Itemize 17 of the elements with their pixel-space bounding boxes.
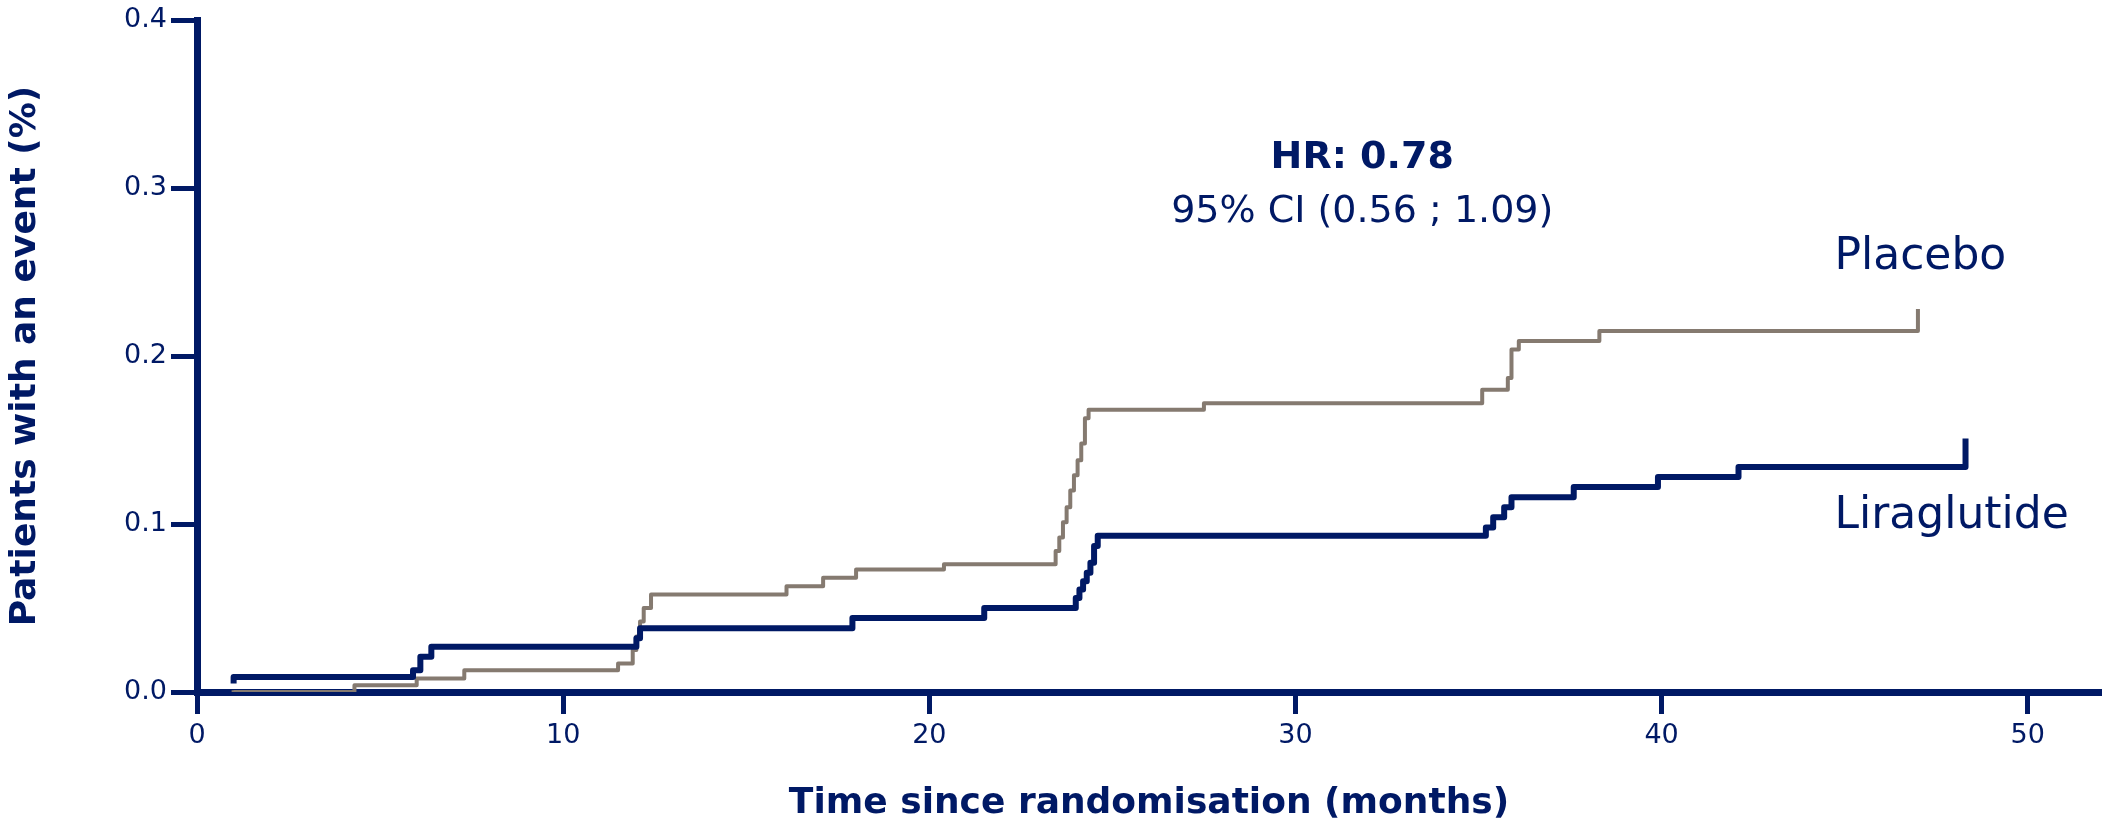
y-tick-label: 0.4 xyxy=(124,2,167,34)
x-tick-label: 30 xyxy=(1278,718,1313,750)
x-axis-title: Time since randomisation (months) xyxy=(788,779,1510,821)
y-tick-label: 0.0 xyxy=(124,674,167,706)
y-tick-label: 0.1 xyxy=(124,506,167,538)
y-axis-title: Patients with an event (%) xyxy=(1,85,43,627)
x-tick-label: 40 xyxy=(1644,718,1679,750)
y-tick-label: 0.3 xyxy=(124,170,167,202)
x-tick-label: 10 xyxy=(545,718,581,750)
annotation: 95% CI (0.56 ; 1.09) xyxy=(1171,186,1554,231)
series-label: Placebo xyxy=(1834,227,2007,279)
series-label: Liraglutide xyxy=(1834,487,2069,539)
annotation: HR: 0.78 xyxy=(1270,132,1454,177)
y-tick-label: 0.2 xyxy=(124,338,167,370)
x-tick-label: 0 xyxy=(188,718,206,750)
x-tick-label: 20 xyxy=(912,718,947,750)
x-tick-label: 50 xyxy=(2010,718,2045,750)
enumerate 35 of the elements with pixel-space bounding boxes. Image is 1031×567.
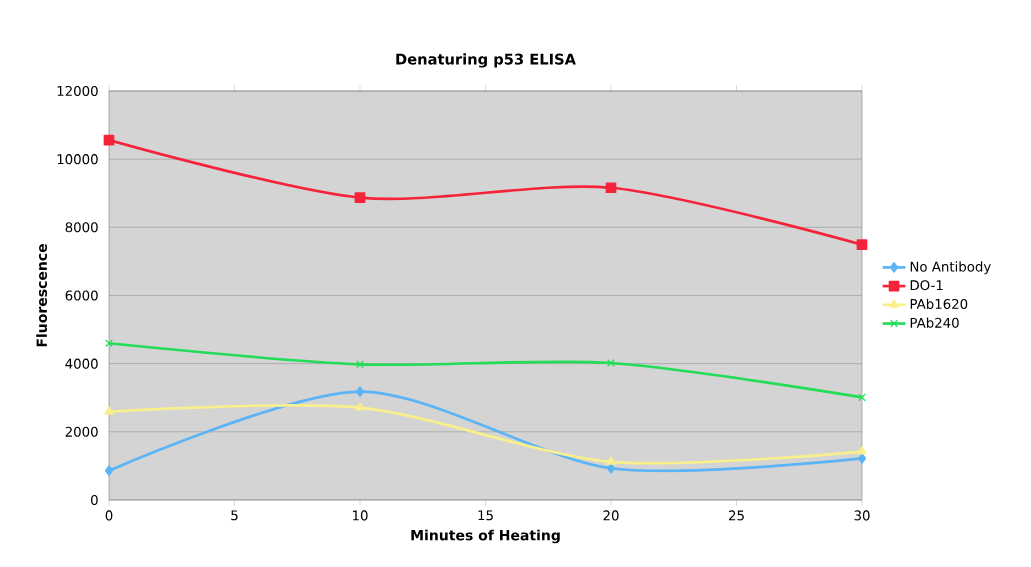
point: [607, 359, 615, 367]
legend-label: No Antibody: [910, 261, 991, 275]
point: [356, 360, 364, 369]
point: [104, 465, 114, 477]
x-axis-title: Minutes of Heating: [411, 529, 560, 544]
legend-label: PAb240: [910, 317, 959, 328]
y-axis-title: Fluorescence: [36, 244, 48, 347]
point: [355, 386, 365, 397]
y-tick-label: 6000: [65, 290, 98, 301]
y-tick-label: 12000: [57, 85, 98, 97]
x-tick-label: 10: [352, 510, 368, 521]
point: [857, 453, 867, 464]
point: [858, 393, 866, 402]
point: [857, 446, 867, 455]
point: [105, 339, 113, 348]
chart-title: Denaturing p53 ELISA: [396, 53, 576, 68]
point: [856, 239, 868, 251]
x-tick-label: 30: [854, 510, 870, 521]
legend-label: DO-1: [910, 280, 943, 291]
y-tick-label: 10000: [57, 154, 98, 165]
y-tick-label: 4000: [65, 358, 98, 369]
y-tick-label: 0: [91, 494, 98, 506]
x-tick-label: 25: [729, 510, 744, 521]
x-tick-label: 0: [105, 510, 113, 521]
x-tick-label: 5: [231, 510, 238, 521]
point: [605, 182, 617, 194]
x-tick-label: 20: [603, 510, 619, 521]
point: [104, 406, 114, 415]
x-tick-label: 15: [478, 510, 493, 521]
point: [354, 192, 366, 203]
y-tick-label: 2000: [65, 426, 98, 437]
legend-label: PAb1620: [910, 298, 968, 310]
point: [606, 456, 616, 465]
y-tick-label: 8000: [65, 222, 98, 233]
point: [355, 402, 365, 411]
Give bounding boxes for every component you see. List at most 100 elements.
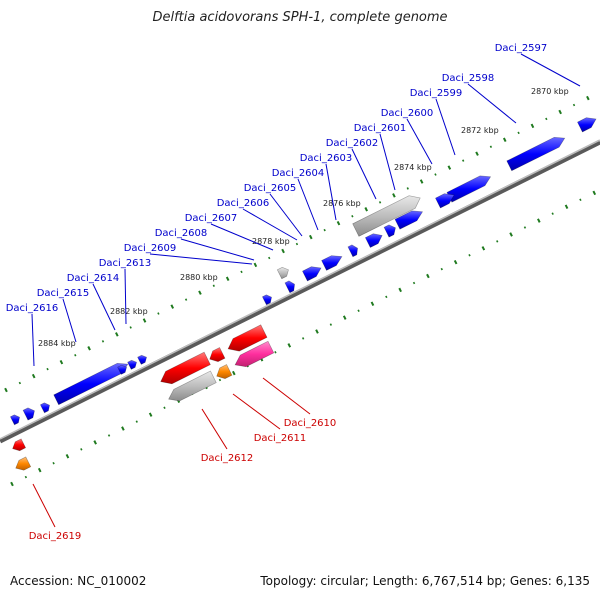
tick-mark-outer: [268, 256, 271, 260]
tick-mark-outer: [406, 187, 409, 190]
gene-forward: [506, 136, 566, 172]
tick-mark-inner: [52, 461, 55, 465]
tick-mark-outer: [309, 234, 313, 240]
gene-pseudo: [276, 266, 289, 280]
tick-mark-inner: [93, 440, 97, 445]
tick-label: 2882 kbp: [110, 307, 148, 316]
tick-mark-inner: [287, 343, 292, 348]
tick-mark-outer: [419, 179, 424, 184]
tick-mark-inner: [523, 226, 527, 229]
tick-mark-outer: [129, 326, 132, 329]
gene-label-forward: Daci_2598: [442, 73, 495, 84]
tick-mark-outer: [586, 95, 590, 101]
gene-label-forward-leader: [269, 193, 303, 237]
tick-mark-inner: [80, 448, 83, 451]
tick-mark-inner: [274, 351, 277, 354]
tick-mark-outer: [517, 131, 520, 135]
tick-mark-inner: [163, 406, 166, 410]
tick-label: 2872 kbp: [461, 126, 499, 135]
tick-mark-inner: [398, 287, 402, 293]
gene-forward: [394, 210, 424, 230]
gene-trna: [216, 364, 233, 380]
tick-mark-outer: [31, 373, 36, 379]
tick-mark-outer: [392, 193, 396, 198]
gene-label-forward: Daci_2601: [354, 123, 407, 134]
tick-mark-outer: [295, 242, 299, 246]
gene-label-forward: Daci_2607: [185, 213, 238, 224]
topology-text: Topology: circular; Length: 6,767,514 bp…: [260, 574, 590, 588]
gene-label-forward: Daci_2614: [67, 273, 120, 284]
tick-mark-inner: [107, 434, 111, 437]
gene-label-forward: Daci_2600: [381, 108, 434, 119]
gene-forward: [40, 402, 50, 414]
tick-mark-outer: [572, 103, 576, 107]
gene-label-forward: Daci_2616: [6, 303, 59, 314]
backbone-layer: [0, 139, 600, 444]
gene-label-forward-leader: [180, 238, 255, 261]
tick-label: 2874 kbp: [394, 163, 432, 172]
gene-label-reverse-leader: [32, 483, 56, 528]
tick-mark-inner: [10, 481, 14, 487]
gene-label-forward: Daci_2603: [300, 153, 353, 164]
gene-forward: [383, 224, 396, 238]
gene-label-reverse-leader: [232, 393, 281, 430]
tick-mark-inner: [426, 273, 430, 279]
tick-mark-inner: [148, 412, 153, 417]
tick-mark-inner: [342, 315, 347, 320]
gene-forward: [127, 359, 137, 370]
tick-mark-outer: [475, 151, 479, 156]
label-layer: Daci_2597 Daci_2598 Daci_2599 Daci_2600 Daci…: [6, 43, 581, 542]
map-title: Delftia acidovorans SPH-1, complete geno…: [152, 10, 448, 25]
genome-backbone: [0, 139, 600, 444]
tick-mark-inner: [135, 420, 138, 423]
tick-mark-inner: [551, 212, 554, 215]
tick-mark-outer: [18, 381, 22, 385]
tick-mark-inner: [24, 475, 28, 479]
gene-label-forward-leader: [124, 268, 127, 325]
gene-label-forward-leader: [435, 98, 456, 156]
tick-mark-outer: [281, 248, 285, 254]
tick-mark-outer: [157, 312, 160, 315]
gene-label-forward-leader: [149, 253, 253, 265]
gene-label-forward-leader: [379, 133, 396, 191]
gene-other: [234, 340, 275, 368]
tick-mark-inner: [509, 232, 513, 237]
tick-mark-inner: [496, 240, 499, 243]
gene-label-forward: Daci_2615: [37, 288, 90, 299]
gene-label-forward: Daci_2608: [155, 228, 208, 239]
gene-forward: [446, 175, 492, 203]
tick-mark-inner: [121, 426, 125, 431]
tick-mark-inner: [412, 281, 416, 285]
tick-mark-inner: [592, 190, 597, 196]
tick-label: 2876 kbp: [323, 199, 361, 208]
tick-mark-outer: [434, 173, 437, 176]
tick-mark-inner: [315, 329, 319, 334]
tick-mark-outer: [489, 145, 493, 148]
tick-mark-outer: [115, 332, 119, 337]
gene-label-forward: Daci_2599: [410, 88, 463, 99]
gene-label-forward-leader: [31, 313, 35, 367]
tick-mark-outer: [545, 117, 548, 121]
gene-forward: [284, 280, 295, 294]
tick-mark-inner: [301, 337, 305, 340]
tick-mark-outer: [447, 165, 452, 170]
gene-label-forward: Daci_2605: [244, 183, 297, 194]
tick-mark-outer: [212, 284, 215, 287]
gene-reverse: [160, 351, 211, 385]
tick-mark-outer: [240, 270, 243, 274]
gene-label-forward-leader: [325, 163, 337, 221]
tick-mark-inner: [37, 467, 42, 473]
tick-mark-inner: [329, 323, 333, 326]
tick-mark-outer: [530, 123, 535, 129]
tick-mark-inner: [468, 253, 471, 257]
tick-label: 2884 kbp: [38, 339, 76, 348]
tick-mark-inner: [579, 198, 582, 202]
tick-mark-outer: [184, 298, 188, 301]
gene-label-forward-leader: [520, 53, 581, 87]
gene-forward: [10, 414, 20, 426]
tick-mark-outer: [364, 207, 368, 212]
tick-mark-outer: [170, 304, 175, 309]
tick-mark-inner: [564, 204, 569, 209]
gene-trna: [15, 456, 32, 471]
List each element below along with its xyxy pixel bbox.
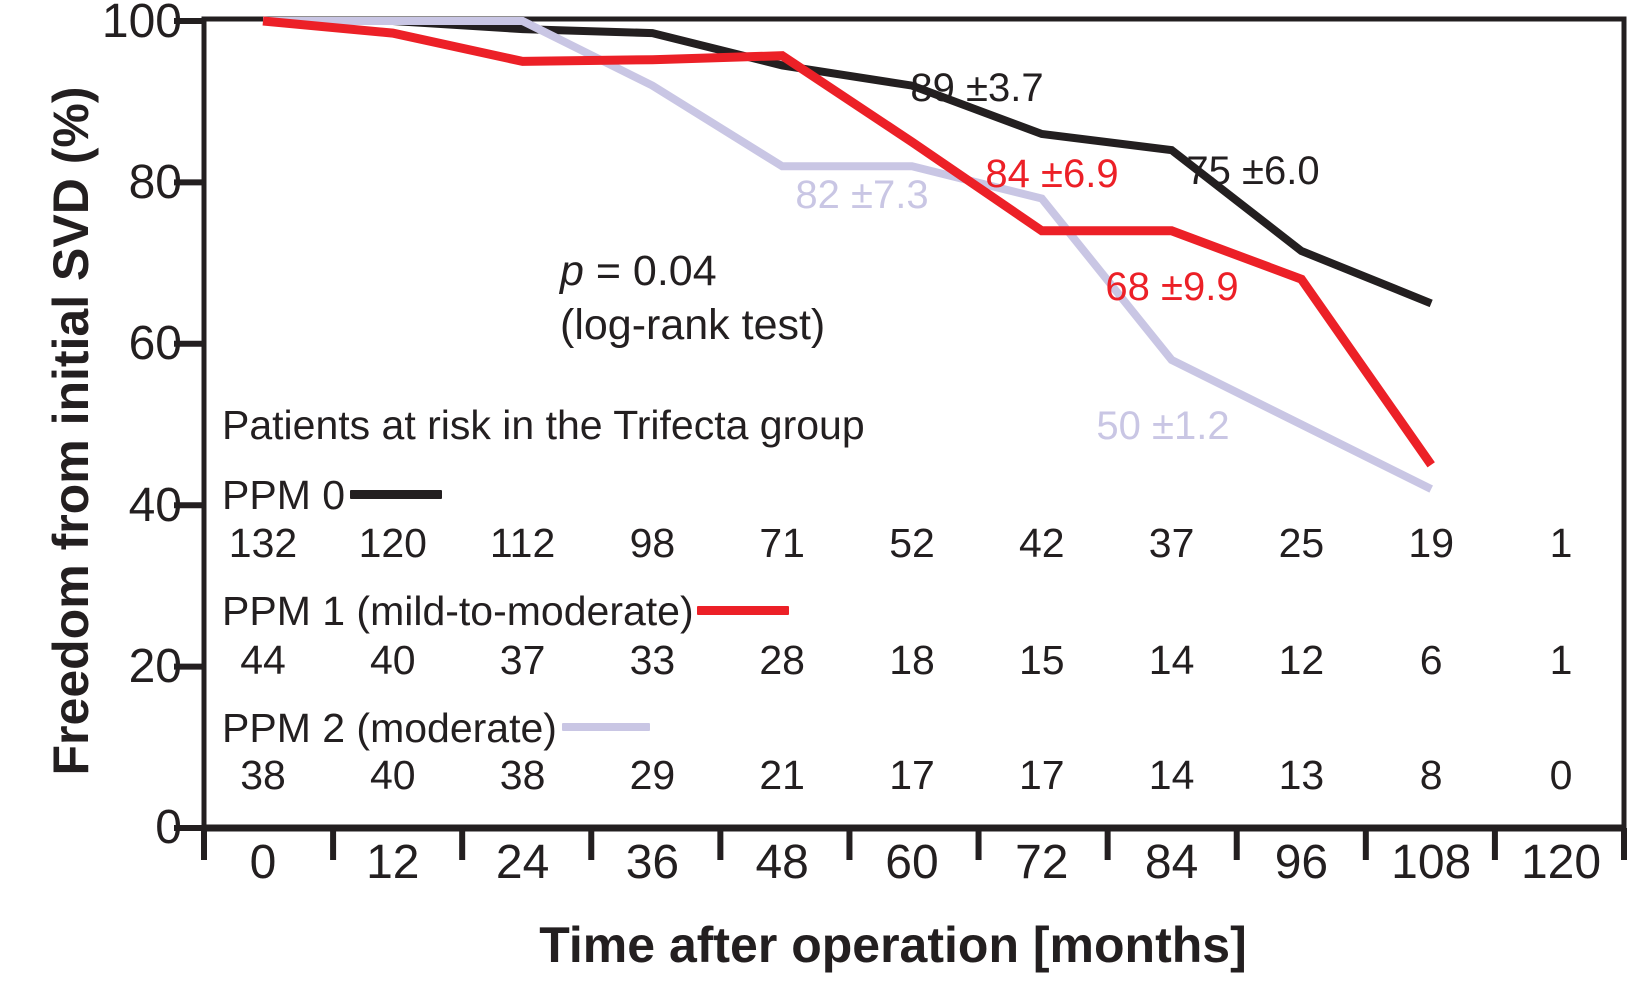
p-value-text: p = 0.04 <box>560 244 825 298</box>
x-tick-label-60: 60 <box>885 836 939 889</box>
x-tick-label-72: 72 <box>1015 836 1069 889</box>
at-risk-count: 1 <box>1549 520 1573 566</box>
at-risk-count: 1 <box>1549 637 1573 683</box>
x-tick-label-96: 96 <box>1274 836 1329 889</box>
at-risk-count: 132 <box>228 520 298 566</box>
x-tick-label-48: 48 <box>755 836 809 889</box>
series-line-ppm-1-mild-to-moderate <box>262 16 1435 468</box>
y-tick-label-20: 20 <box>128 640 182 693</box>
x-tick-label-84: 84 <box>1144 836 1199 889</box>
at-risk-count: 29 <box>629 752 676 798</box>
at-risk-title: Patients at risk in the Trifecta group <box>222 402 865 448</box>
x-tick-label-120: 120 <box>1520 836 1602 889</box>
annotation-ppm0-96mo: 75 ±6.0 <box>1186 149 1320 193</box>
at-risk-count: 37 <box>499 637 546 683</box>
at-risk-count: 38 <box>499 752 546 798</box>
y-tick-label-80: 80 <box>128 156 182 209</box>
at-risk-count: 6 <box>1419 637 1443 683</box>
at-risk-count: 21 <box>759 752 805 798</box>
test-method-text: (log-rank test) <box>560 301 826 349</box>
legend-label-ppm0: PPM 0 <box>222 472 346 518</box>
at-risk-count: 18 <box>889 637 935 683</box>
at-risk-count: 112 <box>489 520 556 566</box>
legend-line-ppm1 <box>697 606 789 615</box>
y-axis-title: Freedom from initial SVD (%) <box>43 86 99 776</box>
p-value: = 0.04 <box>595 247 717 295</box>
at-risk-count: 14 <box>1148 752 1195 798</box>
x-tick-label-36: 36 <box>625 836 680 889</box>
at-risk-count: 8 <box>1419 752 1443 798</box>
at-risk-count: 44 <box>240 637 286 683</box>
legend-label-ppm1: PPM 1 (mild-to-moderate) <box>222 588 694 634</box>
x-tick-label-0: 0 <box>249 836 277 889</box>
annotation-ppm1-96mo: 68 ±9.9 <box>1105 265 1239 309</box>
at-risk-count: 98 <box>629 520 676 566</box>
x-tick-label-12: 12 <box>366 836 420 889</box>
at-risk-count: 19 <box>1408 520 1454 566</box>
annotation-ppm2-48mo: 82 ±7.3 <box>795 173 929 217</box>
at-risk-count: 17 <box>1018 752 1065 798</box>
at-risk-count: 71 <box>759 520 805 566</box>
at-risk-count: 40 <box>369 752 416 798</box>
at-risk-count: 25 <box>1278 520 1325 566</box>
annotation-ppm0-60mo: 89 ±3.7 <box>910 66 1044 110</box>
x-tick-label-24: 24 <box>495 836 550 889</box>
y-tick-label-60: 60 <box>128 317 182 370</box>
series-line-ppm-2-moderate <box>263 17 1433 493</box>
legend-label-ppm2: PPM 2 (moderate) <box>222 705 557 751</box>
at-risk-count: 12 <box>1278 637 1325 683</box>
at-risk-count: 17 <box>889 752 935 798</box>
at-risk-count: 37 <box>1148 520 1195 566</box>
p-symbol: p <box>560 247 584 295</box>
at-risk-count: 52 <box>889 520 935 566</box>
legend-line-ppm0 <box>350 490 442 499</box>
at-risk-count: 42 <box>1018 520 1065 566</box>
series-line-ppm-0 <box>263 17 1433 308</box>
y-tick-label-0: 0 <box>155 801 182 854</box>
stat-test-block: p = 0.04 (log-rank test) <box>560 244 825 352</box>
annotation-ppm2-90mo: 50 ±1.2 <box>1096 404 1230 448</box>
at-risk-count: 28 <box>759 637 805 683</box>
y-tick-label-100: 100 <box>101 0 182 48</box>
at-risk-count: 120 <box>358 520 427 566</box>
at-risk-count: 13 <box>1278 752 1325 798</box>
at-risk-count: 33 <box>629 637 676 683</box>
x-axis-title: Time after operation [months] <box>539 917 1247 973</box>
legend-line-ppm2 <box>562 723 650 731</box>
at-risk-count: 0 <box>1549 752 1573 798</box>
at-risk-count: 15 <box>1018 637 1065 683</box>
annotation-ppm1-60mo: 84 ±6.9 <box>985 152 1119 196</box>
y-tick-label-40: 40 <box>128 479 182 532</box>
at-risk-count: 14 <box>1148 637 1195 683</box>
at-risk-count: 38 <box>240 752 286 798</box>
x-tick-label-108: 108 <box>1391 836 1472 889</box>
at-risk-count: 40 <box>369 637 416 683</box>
+ + + + +
## WORK TO BE COMPLETED:
If a line above contains the word "trna", list it.

## RESULT:
gene-trna: [216, 364, 233, 380]
gene-trna: [15, 456, 32, 471]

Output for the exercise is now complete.